(Stored rows)
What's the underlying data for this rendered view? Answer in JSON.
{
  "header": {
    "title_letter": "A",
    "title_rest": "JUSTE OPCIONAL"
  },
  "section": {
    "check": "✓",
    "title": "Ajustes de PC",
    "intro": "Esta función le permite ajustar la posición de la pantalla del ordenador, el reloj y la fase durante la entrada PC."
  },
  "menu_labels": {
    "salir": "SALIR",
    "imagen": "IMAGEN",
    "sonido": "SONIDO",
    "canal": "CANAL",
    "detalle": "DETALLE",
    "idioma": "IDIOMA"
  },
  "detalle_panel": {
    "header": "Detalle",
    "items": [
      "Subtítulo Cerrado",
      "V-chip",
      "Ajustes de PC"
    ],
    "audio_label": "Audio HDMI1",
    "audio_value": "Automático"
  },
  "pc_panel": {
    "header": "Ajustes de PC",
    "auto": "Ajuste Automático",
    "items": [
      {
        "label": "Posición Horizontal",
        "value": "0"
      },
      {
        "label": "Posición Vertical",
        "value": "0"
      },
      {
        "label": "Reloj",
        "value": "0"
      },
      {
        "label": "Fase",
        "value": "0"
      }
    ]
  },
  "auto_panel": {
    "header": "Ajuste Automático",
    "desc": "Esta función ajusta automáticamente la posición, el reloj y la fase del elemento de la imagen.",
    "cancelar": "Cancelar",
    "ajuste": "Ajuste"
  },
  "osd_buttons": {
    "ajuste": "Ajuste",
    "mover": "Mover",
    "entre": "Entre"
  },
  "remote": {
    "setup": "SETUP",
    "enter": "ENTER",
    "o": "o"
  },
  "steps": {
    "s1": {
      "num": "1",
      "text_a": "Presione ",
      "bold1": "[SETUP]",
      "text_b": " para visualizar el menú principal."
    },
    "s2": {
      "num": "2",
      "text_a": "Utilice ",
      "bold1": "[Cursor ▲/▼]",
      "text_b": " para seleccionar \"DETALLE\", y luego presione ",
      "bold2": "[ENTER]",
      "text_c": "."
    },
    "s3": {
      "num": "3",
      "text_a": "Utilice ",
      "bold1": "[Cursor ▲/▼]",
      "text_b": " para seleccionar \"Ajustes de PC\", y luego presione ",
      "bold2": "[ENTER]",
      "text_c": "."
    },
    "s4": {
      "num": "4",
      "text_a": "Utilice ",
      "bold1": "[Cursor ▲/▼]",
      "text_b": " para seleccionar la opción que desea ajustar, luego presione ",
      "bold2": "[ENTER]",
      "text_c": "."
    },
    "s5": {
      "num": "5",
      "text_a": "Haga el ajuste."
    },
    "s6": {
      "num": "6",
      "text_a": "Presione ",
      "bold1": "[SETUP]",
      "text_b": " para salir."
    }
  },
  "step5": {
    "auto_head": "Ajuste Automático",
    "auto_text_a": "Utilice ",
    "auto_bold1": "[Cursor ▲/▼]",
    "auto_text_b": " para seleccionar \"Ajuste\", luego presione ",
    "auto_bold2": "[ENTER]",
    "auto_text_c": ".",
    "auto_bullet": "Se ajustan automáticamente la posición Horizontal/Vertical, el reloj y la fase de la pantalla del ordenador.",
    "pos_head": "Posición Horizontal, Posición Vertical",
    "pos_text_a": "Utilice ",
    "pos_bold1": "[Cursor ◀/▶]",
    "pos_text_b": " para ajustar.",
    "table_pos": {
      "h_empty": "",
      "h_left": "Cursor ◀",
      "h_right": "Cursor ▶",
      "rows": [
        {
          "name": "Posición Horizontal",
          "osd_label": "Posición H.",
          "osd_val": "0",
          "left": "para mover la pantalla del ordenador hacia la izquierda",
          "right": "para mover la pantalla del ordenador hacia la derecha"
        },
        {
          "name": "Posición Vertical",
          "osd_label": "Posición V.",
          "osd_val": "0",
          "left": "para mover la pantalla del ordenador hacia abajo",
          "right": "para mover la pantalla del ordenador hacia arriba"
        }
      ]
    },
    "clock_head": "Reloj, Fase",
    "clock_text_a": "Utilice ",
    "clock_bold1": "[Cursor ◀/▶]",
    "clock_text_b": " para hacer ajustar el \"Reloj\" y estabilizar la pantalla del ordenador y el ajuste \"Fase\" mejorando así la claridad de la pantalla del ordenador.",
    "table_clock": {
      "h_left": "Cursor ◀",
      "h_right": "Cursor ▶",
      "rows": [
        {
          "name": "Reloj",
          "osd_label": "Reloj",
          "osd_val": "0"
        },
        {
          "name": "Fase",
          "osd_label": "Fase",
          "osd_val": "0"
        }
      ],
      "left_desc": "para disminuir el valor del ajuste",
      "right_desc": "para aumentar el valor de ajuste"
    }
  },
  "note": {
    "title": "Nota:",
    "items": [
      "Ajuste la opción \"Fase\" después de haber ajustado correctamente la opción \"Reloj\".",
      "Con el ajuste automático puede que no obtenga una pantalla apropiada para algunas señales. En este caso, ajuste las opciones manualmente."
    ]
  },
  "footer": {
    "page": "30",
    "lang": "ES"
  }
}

---

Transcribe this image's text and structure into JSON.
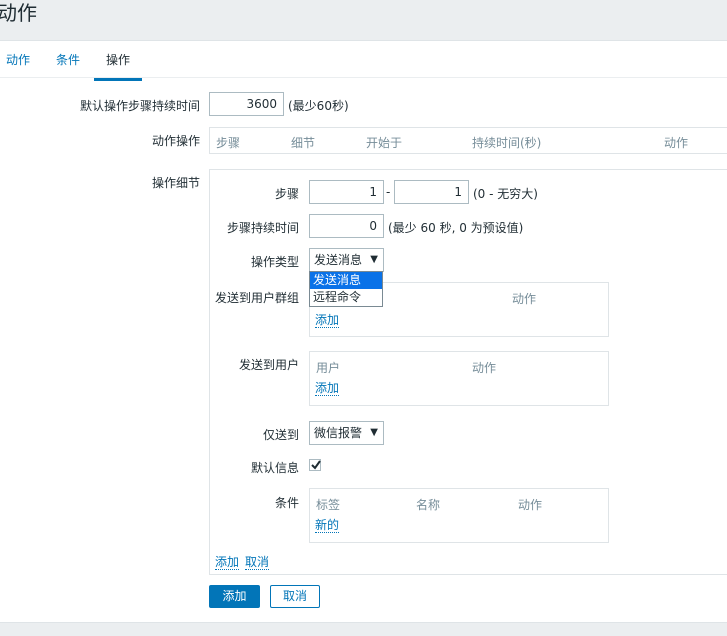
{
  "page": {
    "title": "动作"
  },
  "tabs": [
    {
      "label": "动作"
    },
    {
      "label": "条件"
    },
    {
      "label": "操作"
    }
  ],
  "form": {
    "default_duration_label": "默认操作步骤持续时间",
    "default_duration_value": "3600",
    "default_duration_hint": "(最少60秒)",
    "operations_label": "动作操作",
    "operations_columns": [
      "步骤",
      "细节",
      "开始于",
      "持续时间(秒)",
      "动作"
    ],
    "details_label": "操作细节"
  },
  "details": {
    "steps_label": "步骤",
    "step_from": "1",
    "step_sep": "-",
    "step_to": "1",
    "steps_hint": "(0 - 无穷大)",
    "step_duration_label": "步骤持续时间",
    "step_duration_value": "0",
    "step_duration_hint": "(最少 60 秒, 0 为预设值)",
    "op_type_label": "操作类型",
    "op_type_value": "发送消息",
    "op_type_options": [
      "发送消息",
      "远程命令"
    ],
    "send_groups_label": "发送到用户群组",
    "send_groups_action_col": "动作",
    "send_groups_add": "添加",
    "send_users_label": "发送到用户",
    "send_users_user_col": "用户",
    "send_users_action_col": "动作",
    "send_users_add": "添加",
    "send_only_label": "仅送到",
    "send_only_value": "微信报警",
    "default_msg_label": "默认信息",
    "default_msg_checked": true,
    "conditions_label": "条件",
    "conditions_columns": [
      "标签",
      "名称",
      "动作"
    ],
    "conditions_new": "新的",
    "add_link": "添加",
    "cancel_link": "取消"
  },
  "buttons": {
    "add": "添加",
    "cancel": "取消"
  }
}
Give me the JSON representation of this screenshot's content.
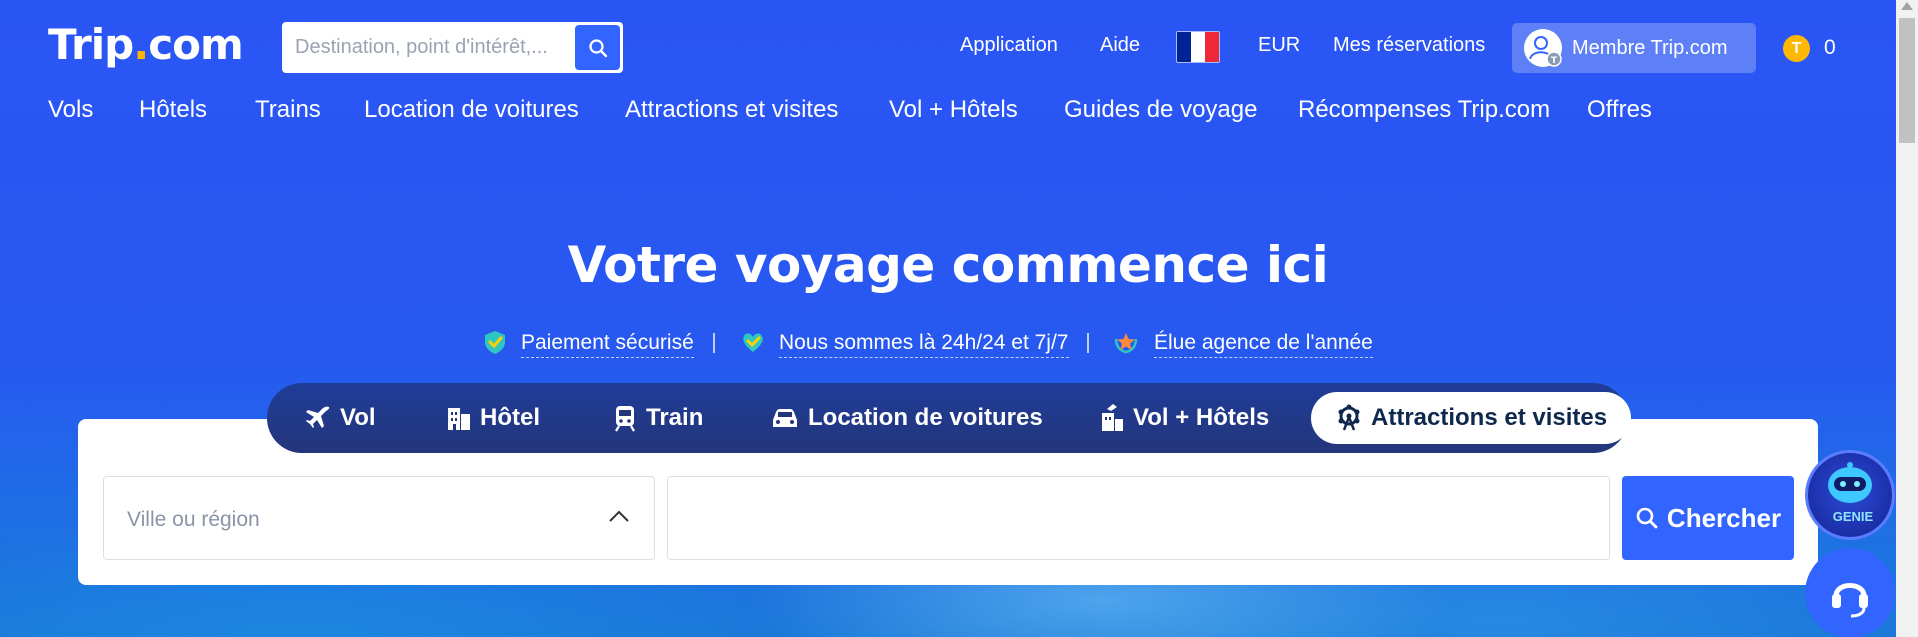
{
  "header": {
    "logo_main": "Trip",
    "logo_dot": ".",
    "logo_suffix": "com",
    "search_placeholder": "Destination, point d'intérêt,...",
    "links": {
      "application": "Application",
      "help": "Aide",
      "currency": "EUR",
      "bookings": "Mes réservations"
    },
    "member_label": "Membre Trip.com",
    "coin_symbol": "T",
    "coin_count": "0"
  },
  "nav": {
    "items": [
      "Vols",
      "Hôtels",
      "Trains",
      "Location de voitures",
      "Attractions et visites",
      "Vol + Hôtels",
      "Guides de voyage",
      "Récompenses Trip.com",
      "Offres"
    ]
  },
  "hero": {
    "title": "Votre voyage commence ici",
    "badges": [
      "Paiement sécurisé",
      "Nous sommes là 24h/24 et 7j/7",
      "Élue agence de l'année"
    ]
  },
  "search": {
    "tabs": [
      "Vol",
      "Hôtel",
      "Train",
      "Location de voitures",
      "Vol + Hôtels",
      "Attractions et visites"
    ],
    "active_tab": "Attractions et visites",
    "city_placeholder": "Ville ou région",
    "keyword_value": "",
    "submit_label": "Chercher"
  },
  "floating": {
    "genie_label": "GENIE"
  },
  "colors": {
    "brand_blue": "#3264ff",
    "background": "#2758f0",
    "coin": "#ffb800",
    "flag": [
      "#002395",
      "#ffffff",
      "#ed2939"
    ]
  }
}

--

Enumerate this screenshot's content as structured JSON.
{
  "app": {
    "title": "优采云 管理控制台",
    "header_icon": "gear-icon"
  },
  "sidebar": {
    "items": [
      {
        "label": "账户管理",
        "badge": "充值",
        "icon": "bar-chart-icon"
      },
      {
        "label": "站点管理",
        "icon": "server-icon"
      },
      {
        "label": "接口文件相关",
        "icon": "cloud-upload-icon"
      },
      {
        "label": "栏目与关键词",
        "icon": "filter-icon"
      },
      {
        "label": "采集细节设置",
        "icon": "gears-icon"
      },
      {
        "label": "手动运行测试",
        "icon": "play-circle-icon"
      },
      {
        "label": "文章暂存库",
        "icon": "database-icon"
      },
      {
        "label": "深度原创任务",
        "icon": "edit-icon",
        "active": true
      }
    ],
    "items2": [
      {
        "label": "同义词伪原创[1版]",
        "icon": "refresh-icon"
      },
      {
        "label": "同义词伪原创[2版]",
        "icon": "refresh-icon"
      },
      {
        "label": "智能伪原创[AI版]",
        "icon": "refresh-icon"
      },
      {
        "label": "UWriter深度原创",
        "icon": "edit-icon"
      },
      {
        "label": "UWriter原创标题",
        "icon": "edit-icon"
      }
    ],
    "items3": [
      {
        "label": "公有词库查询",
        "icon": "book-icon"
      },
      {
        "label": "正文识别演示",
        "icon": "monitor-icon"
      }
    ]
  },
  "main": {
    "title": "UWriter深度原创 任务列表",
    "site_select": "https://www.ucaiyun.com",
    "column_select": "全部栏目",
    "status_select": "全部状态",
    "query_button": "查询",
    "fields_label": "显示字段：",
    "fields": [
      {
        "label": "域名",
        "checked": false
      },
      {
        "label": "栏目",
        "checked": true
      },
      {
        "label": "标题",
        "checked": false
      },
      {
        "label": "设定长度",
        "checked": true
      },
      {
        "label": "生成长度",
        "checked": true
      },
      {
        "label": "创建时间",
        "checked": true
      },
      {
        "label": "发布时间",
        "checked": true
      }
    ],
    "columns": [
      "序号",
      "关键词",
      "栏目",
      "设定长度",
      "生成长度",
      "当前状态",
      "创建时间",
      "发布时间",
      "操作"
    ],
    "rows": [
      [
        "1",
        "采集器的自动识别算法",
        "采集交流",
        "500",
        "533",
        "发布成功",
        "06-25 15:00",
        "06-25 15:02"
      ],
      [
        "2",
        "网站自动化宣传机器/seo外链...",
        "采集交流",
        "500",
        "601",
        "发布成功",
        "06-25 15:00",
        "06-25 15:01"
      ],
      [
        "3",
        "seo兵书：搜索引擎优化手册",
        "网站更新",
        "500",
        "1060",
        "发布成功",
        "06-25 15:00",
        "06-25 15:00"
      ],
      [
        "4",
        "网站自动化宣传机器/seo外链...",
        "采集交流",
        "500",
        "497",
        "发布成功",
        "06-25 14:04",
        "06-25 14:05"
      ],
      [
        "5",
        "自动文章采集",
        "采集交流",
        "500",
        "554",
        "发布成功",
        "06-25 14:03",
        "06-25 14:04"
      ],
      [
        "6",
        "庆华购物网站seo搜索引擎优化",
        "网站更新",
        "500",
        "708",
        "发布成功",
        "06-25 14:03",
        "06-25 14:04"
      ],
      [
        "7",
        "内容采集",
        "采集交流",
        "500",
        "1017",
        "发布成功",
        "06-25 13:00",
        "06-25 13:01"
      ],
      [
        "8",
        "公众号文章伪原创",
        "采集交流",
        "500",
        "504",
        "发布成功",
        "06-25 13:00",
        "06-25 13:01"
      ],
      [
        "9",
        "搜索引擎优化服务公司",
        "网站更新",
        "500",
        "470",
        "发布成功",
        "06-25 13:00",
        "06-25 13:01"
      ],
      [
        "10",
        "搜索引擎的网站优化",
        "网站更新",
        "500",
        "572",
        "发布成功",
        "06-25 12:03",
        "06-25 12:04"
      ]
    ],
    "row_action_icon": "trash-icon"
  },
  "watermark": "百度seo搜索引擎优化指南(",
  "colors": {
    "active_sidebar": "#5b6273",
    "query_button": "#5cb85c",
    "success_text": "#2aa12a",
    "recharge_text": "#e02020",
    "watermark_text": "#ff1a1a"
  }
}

(Written task)
Work through the records line by line and tally those with the word "función". Report only the total.

(Solution)
2